_What the task requires_.
Gather all lines in the records below that include the word "code".

_Data for the task_.

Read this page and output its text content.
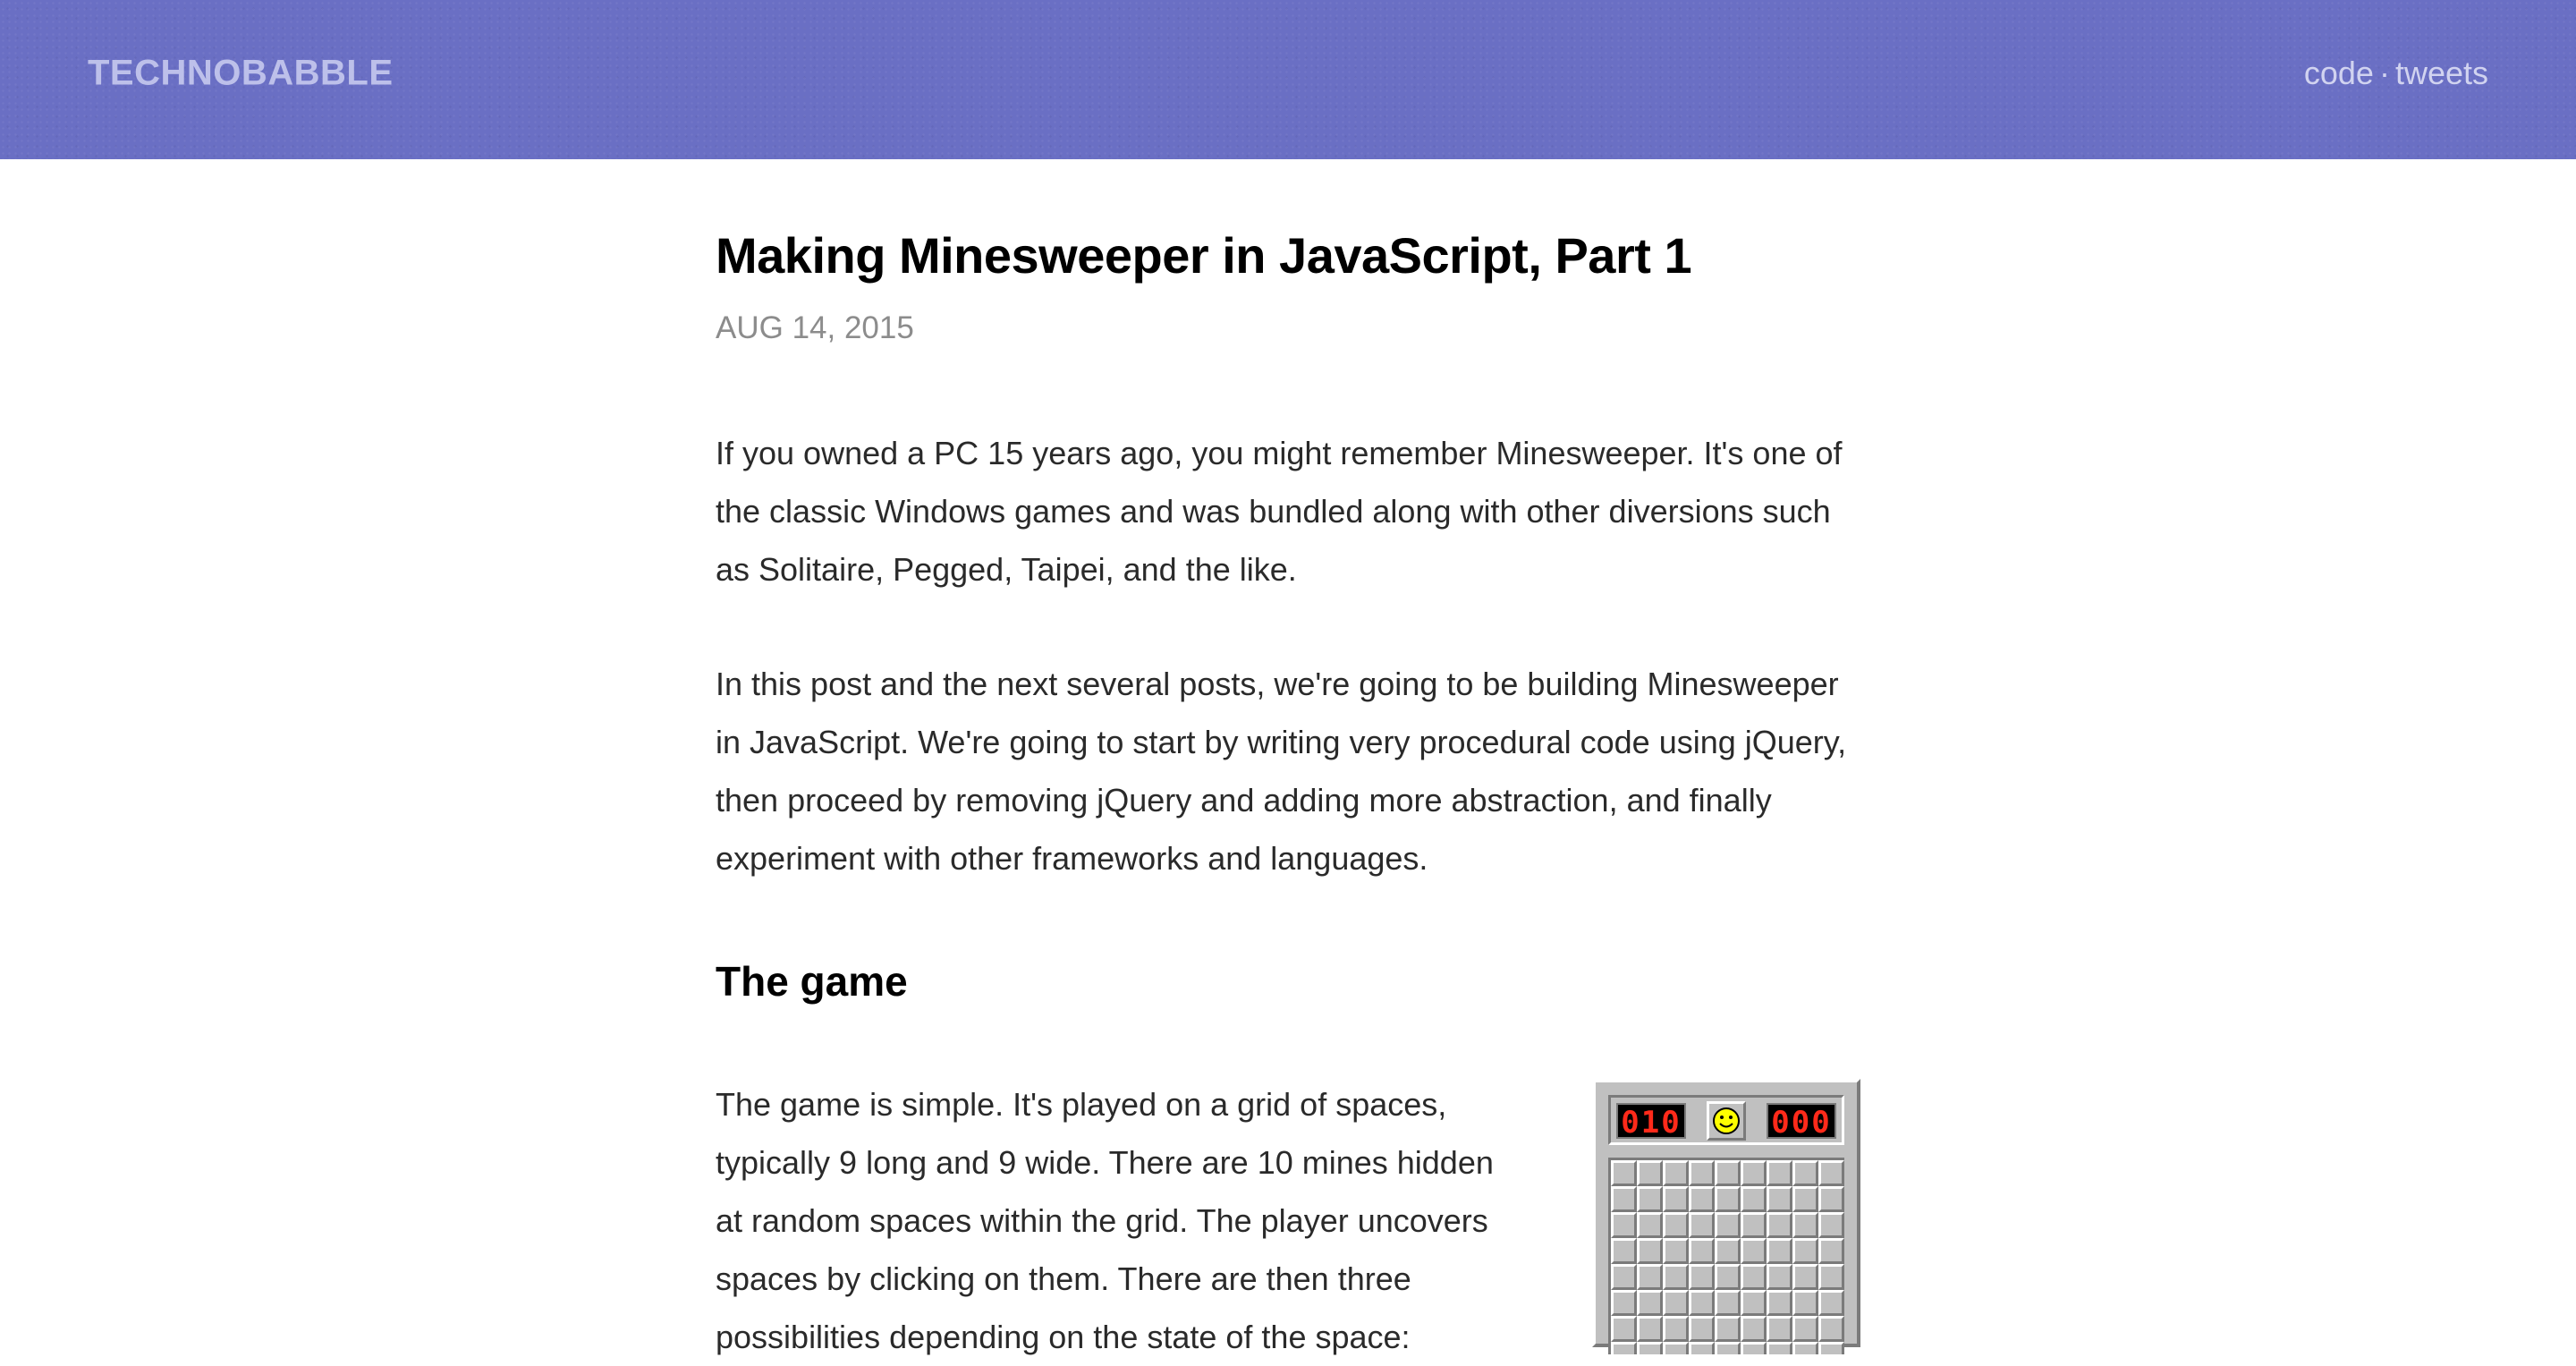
TECHNOBABBLE	code · tweets
Making Minesweeper in JavaScript, Part 1
AUG 14, 2015

If you owned a PC 15 years ago, you might remember Minesweeper. It's one of the classic Windows games and was bundled along with other diversions such as Solitaire, Pegged, Taipei, and the like.

In this post and the next several posts, we're going to be building Minesweeper in JavaScript. We're going to start by writing very procedural code using jQuery, then proceed by removing jQuery and adding more abstraction, and finally experiment with other frameworks and languages.

The game

The game is simple. It's played on a grid of spaces, typically 9 long and 9 wide. There are 10 mines hidden at random spaces within the grid. The player uncovers spaces by clicking on them. There are then three possibilities depending on the state of the space:

010	000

_Task answer_.
TECHNOBABBLE	code · tweets
In this post and the next several posts, we're going to be building Minesweeper in JavaScript. We're going to start by writing very procedural code using jQuery, then proceed by removing jQuery and adding more abstraction, and finally experiment with other frameworks and languages.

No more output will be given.